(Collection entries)

>> START

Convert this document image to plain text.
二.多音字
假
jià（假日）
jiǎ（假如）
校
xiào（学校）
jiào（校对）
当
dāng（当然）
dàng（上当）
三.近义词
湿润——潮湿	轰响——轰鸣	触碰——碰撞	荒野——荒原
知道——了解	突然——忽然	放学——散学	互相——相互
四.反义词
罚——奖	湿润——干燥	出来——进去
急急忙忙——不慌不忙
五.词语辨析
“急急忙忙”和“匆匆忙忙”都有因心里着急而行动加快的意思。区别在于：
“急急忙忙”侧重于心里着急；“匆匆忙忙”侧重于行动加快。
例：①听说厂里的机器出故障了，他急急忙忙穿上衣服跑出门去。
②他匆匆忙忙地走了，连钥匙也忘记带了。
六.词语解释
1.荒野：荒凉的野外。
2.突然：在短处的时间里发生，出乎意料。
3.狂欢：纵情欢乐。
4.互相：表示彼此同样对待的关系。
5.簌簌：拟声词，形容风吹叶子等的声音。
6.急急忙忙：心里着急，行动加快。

>> END

▶ SHORT PROBLEM:
Retype the entries one by one, exactly.

▶ TASK RESULT:
Convert this document image to plain text.
二.多音字
假
jià（假日）
jiǎ（假如）
校
xiào（学校）
jiào（校对）
当
dāng（当然）
dàng（上当）
三.近义词
湿润——潮湿	轰响——轰鸣	触碰——碰撞	荒野——荒原
知道——了解	突然——忽然	放学——散学	互相——相互
四.反义词
罚——奖	湿润——干燥	出来——进去
急急忙忙——不慌不忙
五.词语辨析
“急急忙忙”和“匆匆忙忙”都有因心里着急而行动加快的意思。区别在于：
“急急忙忙”侧重于心里着急；“匆匆忙忙”侧重于行动加快。
例：①听说厂里的机器出故障了，他急急忙忙穿上衣服跑出门去。
②他匆匆忙忙地走了，连钥匙也忘记带了。
六.词语解释
1.荒野：荒凉的野外。
2.突然：在短处的时间里发生，出乎意料。
3.狂欢：纵情欢乐。
4.互相：表示彼此同样对待的关系。
5.簌簌：拟声词，形容风吹叶子等的声音。
6.急急忙忙：心里着急，行动加快。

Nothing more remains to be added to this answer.